==== INPUT RECORDS

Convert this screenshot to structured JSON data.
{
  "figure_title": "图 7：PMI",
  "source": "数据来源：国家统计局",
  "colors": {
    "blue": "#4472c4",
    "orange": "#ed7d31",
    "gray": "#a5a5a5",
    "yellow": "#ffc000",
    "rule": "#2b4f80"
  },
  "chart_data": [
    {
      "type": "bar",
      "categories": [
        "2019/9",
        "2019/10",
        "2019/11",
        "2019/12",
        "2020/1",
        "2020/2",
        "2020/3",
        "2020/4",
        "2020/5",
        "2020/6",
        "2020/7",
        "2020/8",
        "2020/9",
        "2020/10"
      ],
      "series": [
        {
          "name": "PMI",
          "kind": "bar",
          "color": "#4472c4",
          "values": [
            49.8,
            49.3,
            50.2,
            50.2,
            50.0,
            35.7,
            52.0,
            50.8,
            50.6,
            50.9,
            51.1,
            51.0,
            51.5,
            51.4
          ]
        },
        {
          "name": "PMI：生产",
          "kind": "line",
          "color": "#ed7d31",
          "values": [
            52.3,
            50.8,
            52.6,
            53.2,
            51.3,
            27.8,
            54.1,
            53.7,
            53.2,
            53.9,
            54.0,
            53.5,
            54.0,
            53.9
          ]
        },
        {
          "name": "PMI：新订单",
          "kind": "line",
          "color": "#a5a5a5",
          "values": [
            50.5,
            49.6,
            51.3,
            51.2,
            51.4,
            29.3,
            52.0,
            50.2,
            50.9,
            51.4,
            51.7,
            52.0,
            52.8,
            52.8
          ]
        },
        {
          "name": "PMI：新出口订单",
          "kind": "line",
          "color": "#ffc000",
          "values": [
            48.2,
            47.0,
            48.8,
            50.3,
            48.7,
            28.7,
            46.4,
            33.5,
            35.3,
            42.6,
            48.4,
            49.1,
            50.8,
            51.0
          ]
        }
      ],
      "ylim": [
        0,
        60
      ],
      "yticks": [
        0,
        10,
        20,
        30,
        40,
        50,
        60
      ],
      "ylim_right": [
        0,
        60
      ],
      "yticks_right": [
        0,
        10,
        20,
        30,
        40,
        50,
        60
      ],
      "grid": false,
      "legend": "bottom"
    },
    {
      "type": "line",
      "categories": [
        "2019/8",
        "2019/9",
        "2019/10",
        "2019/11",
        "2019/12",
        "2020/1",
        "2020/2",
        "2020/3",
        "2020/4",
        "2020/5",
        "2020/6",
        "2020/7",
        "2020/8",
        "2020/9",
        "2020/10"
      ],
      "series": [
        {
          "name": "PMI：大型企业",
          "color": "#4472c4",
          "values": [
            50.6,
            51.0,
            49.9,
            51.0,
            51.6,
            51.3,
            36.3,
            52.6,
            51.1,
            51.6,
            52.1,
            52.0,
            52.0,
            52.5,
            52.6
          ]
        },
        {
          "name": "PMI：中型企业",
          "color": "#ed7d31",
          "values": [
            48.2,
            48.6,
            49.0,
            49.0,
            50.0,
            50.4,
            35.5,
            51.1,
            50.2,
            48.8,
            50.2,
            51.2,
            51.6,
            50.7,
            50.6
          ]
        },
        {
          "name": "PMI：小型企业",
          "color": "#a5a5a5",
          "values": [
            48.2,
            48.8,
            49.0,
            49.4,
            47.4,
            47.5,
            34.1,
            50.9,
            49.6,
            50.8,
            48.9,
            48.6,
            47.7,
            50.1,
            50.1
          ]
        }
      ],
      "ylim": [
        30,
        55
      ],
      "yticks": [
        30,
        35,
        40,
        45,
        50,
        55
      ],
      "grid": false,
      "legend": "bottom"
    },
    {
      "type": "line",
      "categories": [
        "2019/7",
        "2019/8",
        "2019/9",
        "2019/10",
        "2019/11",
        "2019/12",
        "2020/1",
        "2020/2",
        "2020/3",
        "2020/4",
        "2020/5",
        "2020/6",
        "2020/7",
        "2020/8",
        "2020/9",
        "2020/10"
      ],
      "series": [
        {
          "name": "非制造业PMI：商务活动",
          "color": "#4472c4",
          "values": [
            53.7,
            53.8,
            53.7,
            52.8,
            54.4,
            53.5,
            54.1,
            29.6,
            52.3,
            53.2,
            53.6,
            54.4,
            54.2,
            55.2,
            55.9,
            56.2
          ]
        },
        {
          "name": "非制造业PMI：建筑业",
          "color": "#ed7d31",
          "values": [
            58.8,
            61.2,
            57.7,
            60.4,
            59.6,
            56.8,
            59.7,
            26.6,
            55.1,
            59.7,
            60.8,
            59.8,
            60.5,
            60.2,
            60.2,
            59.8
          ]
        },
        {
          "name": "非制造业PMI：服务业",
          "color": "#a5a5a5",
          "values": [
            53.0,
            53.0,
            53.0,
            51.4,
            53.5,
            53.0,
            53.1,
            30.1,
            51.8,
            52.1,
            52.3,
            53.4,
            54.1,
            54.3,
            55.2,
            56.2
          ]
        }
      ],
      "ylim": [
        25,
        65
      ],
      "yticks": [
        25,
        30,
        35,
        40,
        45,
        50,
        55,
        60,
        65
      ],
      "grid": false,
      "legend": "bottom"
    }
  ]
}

========

→ **WHAT IS BEING ASKED**: Pull out each record as written and restate it exactly.

→ **SOLUTION FOR THIS EXERCISE**:
Convert this screenshot to structured JSON data.
{
  "figure_title": "图 7：PMI",
  "source": "数据来源：国家统计局",
  "colors": {
    "blue": "#4472c4",
    "orange": "#ed7d31",
    "gray": "#a5a5a5",
    "yellow": "#ffc000",
    "rule": "#2b4f80"
  },
  "chart_data": [
    {
      "type": "bar",
      "categories": [
        "2019/9",
        "2019/10",
        "2019/11",
        "2019/12",
        "2020/1",
        "2020/2",
        "2020/3",
        "2020/4",
        "2020/5",
        "2020/6",
        "2020/7",
        "2020/8",
        "2020/9",
        "2020/10"
      ],
      "series": [
        {
          "name": "PMI",
          "kind": "bar",
          "color": "#4472c4",
          "values": [
            49.8,
            49.3,
            50.2,
            50.2,
            50.0,
            35.7,
            52.0,
            50.8,
            50.6,
            50.9,
            51.1,
            51.0,
            51.5,
            51.4
          ]
        },
        {
          "name": "PMI：生产",
          "kind": "line",
          "color": "#ed7d31",
          "values": [
            52.3,
            50.8,
            52.6,
            53.2,
            51.3,
            27.8,
            54.1,
            53.7,
            53.2,
            53.9,
            54.0,
            53.5,
            54.0,
            53.9
          ]
        },
        {
          "name": "PMI：新订单",
          "kind": "line",
          "color": "#a5a5a5",
          "values": [
            50.5,
            49.6,
            51.3,
            51.2,
            51.4,
            29.3,
            52.0,
            50.2,
            50.9,
            51.4,
            51.7,
            52.0,
            52.8,
            52.8
          ]
        },
        {
          "name": "PMI：新出口订单",
          "kind": "line",
          "color": "#ffc000",
          "values": [
            48.2,
            47.0,
            48.8,
            50.3,
            48.7,
            28.7,
            46.4,
            33.5,
            35.3,
            42.6,
            48.4,
            49.1,
            50.8,
            51.0
          ]
        }
      ],
      "ylim": [
        0,
        60
      ],
      "yticks": [
        0,
        10,
        20,
        30,
        40,
        50,
        60
      ],
      "ylim_right": [
        0,
        60
      ],
      "yticks_right": [
        0,
        10,
        20,
        30,
        40,
        50,
        60
      ],
      "grid": false,
      "legend": "bottom"
    },
    {
      "type": "line",
      "categories": [
        "2019/8",
        "2019/9",
        "2019/10",
        "2019/11",
        "2019/12",
        "2020/1",
        "2020/2",
        "2020/3",
        "2020/4",
        "2020/5",
        "2020/6",
        "2020/7",
        "2020/8",
        "2020/9",
        "2020/10"
      ],
      "series": [
        {
          "name": "PMI：大型企业",
          "color": "#4472c4",
          "values": [
            50.6,
            51.0,
            49.9,
            51.0,
            51.6,
            51.3,
            36.3,
            52.6,
            51.1,
            51.6,
            52.1,
            52.0,
            52.0,
            52.5,
            52.6
          ]
        },
        {
          "name": "PMI：中型企业",
          "color": "#ed7d31",
          "values": [
            48.2,
            48.6,
            49.0,
            49.0,
            50.0,
            50.4,
            35.5,
            51.1,
            50.2,
            48.8,
            50.2,
            51.2,
            51.6,
            50.7,
            50.6
          ]
        },
        {
          "name": "PMI：小型企业",
          "color": "#a5a5a5",
          "values": [
            48.2,
            48.8,
            49.0,
            49.4,
            47.4,
            47.5,
            34.1,
            50.9,
            49.6,
            50.8,
            48.9,
            48.6,
            47.7,
            50.1,
            50.1
          ]
        }
      ],
      "ylim": [
        30,
        55
      ],
      "yticks": [
        30,
        35,
        40,
        45,
        50,
        55
      ],
      "grid": false,
      "legend": "bottom"
    },
    {
      "type": "line",
      "categories": [
        "2019/7",
        "2019/8",
        "2019/9",
        "2019/10",
        "2019/11",
        "2019/12",
        "2020/1",
        "2020/2",
        "2020/3",
        "2020/4",
        "2020/5",
        "2020/6",
        "2020/7",
        "2020/8",
        "2020/9",
        "2020/10"
      ],
      "series": [
        {
          "name": "非制造业PMI：商务活动",
          "color": "#4472c4",
          "values": [
            53.7,
            53.8,
            53.7,
            52.8,
            54.4,
            53.5,
            54.1,
            29.6,
            52.3,
            53.2,
            53.6,
            54.4,
            54.2,
            55.2,
            55.9,
            56.2
          ]
        },
        {
          "name": "非制造业PMI：建筑业",
          "color": "#ed7d31",
          "values": [
            58.8,
            61.2,
            57.7,
            60.4,
            59.6,
            56.8,
            59.7,
            26.6,
            55.1,
            59.7,
            60.8,
            59.8,
            60.5,
            60.2,
            60.2,
            59.8
          ]
        },
        {
          "name": "非制造业PMI：服务业",
          "color": "#a5a5a5",
          "values": [
            53.0,
            53.0,
            53.0,
            51.4,
            53.5,
            53.0,
            53.1,
            30.1,
            51.8,
            52.1,
            52.3,
            53.4,
            54.1,
            54.3,
            55.2,
            56.2
          ]
        }
      ],
      "ylim": [
        25,
        65
      ],
      "yticks": [
        25,
        30,
        35,
        40,
        45,
        50,
        55,
        60,
        65
      ],
      "grid": false,
      "legend": "bottom"
    }
  ]
}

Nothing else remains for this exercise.